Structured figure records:
* Start *

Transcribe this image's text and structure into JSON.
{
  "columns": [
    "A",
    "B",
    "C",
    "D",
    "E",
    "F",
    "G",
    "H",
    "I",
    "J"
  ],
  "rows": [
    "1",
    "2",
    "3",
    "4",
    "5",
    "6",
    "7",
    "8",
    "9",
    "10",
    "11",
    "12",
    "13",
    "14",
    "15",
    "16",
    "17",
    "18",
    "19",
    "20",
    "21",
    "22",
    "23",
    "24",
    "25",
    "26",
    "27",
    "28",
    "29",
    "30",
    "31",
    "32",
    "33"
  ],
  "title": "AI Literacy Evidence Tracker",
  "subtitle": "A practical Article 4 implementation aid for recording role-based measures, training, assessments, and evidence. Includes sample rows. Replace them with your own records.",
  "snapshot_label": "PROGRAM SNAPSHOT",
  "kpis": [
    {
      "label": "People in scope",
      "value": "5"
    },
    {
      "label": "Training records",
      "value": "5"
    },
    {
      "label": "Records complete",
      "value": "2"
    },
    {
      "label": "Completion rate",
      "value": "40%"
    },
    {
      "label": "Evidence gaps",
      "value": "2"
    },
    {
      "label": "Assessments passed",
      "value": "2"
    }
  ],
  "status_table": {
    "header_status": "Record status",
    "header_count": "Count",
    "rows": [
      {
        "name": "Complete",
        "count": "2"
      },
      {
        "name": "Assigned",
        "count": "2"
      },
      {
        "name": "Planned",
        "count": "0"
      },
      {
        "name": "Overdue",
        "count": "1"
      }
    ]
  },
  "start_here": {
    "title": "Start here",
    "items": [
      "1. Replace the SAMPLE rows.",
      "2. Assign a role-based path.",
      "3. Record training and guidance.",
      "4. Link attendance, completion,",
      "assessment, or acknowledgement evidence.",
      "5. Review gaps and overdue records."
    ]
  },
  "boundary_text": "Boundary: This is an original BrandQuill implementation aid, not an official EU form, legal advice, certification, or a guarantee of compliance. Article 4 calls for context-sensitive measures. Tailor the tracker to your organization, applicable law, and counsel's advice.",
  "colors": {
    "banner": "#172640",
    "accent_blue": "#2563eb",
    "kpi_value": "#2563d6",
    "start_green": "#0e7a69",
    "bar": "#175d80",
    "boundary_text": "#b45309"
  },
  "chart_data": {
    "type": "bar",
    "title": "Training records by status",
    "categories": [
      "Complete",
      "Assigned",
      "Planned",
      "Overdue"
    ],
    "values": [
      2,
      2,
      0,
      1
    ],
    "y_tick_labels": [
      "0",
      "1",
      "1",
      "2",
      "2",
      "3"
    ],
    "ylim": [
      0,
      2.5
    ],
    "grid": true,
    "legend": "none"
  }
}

* End *

## Problem
Return all of the data precisely as it appears.

## Correct output
Transcribe this image's text and structure into JSON.
{
  "columns": [
    "A",
    "B",
    "C",
    "D",
    "E",
    "F",
    "G",
    "H",
    "I",
    "J"
  ],
  "rows": [
    "1",
    "2",
    "3",
    "4",
    "5",
    "6",
    "7",
    "8",
    "9",
    "10",
    "11",
    "12",
    "13",
    "14",
    "15",
    "16",
    "17",
    "18",
    "19",
    "20",
    "21",
    "22",
    "23",
    "24",
    "25",
    "26",
    "27",
    "28",
    "29",
    "30",
    "31",
    "32",
    "33"
  ],
  "title": "AI Literacy Evidence Tracker",
  "subtitle": "A practical Article 4 implementation aid for recording role-based measures, training, assessments, and evidence. Includes sample rows. Replace them with your own records.",
  "snapshot_label": "PROGRAM SNAPSHOT",
  "kpis": [
    {
      "label": "People in scope",
      "value": "5"
    },
    {
      "label": "Training records",
      "value": "5"
    },
    {
      "label": "Records complete",
      "value": "2"
    },
    {
      "label": "Completion rate",
      "value": "40%"
    },
    {
      "label": "Evidence gaps",
      "value": "2"
    },
    {
      "label": "Assessments passed",
      "value": "2"
    }
  ],
  "status_table": {
    "header_status": "Record status",
    "header_count": "Count",
    "rows": [
      {
        "name": "Complete",
        "count": "2"
      },
      {
        "name": "Assigned",
        "count": "2"
      },
      {
        "name": "Planned",
        "count": "0"
      },
      {
        "name": "Overdue",
        "count": "1"
      }
    ]
  },
  "start_here": {
    "title": "Start here",
    "items": [
      "1. Replace the SAMPLE rows.",
      "2. Assign a role-based path.",
      "3. Record training and guidance.",
      "4. Link attendance, completion,",
      "assessment, or acknowledgement evidence.",
      "5. Review gaps and overdue records."
    ]
  },
  "boundary_text": "Boundary: This is an original BrandQuill implementation aid, not an official EU form, legal advice, certification, or a guarantee of compliance. Article 4 calls for context-sensitive measures. Tailor the tracker to your organization, applicable law, and counsel's advice.",
  "colors": {
    "banner": "#172640",
    "accent_blue": "#2563eb",
    "kpi_value": "#2563d6",
    "start_green": "#0e7a69",
    "bar": "#175d80",
    "boundary_text": "#b45309"
  },
  "chart_data": {
    "type": "bar",
    "title": "Training records by status",
    "categories": [
      "Complete",
      "Assigned",
      "Planned",
      "Overdue"
    ],
    "values": [
      2,
      2,
      0,
      1
    ],
    "y_tick_labels": [
      "0",
      "1",
      "1",
      "2",
      "2",
      "3"
    ],
    "ylim": [
      0,
      2.5
    ],
    "grid": true,
    "legend": "none"
  }
}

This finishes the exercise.